Restate each entry word for word, leaving nothing out.

EXERCISE MATERIALS:
------------------------------------------------------------------------

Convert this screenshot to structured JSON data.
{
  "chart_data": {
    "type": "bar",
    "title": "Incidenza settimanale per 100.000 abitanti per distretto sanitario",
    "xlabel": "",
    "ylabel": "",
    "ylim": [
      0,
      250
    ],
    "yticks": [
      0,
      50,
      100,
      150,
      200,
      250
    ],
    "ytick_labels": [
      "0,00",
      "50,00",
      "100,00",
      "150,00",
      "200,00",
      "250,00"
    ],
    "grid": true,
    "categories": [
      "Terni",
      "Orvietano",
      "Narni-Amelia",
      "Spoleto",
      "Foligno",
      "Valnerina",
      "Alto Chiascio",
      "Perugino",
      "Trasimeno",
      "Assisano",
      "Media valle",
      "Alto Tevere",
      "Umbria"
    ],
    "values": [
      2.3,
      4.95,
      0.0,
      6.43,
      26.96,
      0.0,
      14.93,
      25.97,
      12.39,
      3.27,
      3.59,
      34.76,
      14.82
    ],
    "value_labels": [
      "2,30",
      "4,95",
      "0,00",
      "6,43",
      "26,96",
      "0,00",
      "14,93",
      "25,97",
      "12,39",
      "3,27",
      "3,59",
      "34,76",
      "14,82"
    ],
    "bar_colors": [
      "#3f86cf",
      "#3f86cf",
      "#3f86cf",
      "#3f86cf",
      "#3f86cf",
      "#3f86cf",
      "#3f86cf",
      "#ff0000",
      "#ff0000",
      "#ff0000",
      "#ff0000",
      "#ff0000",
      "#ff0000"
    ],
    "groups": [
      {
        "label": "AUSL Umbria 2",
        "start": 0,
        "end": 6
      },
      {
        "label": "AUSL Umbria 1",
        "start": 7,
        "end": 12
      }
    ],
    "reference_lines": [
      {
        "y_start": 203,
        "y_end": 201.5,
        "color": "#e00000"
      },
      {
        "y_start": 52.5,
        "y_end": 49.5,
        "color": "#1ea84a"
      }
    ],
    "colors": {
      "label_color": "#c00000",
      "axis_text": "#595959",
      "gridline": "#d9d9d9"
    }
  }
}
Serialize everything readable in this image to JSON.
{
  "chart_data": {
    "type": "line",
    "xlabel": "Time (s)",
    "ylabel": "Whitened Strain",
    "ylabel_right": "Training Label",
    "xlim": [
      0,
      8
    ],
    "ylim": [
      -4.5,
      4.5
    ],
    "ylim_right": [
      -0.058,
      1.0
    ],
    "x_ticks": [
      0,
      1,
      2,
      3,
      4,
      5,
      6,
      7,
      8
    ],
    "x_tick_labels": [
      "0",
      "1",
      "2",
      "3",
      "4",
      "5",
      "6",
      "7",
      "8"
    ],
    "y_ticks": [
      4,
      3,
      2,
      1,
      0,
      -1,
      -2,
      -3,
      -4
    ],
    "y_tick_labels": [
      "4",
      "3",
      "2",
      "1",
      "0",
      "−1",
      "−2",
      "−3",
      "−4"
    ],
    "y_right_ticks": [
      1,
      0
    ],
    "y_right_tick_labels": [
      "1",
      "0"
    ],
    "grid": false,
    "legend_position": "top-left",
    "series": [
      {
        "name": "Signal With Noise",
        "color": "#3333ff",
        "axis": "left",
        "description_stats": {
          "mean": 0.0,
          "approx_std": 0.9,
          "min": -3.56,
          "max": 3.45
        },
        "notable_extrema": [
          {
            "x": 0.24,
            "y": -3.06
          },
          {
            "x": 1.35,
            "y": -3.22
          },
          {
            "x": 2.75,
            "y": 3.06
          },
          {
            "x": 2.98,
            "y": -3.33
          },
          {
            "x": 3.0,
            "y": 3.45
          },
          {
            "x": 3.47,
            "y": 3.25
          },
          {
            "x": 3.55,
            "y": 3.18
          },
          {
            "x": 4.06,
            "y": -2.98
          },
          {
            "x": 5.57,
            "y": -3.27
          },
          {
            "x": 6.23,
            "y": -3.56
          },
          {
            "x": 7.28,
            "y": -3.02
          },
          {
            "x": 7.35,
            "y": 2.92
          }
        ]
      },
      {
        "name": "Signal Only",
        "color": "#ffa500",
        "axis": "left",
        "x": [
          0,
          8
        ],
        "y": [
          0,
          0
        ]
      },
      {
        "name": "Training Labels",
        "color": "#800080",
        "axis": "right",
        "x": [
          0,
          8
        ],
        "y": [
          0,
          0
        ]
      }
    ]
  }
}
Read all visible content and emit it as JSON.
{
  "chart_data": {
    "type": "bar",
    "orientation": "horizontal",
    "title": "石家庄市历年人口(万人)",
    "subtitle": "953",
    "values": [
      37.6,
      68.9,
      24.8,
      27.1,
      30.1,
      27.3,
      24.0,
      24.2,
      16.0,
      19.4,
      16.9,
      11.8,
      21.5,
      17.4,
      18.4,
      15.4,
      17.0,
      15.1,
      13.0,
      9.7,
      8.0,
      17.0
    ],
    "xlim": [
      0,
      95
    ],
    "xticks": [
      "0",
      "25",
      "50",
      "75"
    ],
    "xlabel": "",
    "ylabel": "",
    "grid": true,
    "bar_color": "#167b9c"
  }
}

------------------------------------------------------------------------

SOLUTION TO THIS TASK:
Convert this screenshot to structured JSON data.
{
  "chart_data": {
    "type": "bar",
    "title": "Incidenza settimanale per 100.000 abitanti per distretto sanitario",
    "xlabel": "",
    "ylabel": "",
    "ylim": [
      0,
      250
    ],
    "yticks": [
      0,
      50,
      100,
      150,
      200,
      250
    ],
    "ytick_labels": [
      "0,00",
      "50,00",
      "100,00",
      "150,00",
      "200,00",
      "250,00"
    ],
    "grid": true,
    "categories": [
      "Terni",
      "Orvietano",
      "Narni-Amelia",
      "Spoleto",
      "Foligno",
      "Valnerina",
      "Alto Chiascio",
      "Perugino",
      "Trasimeno",
      "Assisano",
      "Media valle",
      "Alto Tevere",
      "Umbria"
    ],
    "values": [
      2.3,
      4.95,
      0.0,
      6.43,
      26.96,
      0.0,
      14.93,
      25.97,
      12.39,
      3.27,
      3.59,
      34.76,
      14.82
    ],
    "value_labels": [
      "2,30",
      "4,95",
      "0,00",
      "6,43",
      "26,96",
      "0,00",
      "14,93",
      "25,97",
      "12,39",
      "3,27",
      "3,59",
      "34,76",
      "14,82"
    ],
    "bar_colors": [
      "#3f86cf",
      "#3f86cf",
      "#3f86cf",
      "#3f86cf",
      "#3f86cf",
      "#3f86cf",
      "#3f86cf",
      "#ff0000",
      "#ff0000",
      "#ff0000",
      "#ff0000",
      "#ff0000",
      "#ff0000"
    ],
    "groups": [
      {
        "label": "AUSL Umbria 2",
        "start": 0,
        "end": 6
      },
      {
        "label": "AUSL Umbria 1",
        "start": 7,
        "end": 12
      }
    ],
    "reference_lines": [
      {
        "y_start": 203,
        "y_end": 201.5,
        "color": "#e00000"
      },
      {
        "y_start": 52.5,
        "y_end": 49.5,
        "color": "#1ea84a"
      }
    ],
    "colors": {
      "label_color": "#c00000",
      "axis_text": "#595959",
      "gridline": "#d9d9d9"
    }
  }
}
Serialize everything readable in this image to JSON.
{
  "chart_data": {
    "type": "line",
    "xlabel": "Time (s)",
    "ylabel": "Whitened Strain",
    "ylabel_right": "Training Label",
    "xlim": [
      0,
      8
    ],
    "ylim": [
      -4.5,
      4.5
    ],
    "ylim_right": [
      -0.058,
      1.0
    ],
    "x_ticks": [
      0,
      1,
      2,
      3,
      4,
      5,
      6,
      7,
      8
    ],
    "x_tick_labels": [
      "0",
      "1",
      "2",
      "3",
      "4",
      "5",
      "6",
      "7",
      "8"
    ],
    "y_ticks": [
      4,
      3,
      2,
      1,
      0,
      -1,
      -2,
      -3,
      -4
    ],
    "y_tick_labels": [
      "4",
      "3",
      "2",
      "1",
      "0",
      "−1",
      "−2",
      "−3",
      "−4"
    ],
    "y_right_ticks": [
      1,
      0
    ],
    "y_right_tick_labels": [
      "1",
      "0"
    ],
    "grid": false,
    "legend_position": "top-left",
    "series": [
      {
        "name": "Signal With Noise",
        "color": "#3333ff",
        "axis": "left",
        "description_stats": {
          "mean": 0.0,
          "approx_std": 0.9,
          "min": -3.56,
          "max": 3.45
        },
        "notable_extrema": [
          {
            "x": 0.24,
            "y": -3.06
          },
          {
            "x": 1.35,
            "y": -3.22
          },
          {
            "x": 2.75,
            "y": 3.06
          },
          {
            "x": 2.98,
            "y": -3.33
          },
          {
            "x": 3.0,
            "y": 3.45
          },
          {
            "x": 3.47,
            "y": 3.25
          },
          {
            "x": 3.55,
            "y": 3.18
          },
          {
            "x": 4.06,
            "y": -2.98
          },
          {
            "x": 5.57,
            "y": -3.27
          },
          {
            "x": 6.23,
            "y": -3.56
          },
          {
            "x": 7.28,
            "y": -3.02
          },
          {
            "x": 7.35,
            "y": 2.92
          }
        ]
      },
      {
        "name": "Signal Only",
        "color": "#ffa500",
        "axis": "left",
        "x": [
          0,
          8
        ],
        "y": [
          0,
          0
        ]
      },
      {
        "name": "Training Labels",
        "color": "#800080",
        "axis": "right",
        "x": [
          0,
          8
        ],
        "y": [
          0,
          0
        ]
      }
    ]
  }
}
Read all visible content and emit it as JSON.
{
  "chart_data": {
    "type": "bar",
    "orientation": "horizontal",
    "title": "石家庄市历年人口(万人)",
    "subtitle": "953",
    "values": [
      37.6,
      68.9,
      24.8,
      27.1,
      30.1,
      27.3,
      24.0,
      24.2,
      16.0,
      19.4,
      16.9,
      11.8,
      21.5,
      17.4,
      18.4,
      15.4,
      17.0,
      15.1,
      13.0,
      9.7,
      8.0,
      17.0
    ],
    "xlim": [
      0,
      95
    ],
    "xticks": [
      "0",
      "25",
      "50",
      "75"
    ],
    "xlabel": "",
    "ylabel": "",
    "grid": true,
    "bar_color": "#167b9c"
  }
}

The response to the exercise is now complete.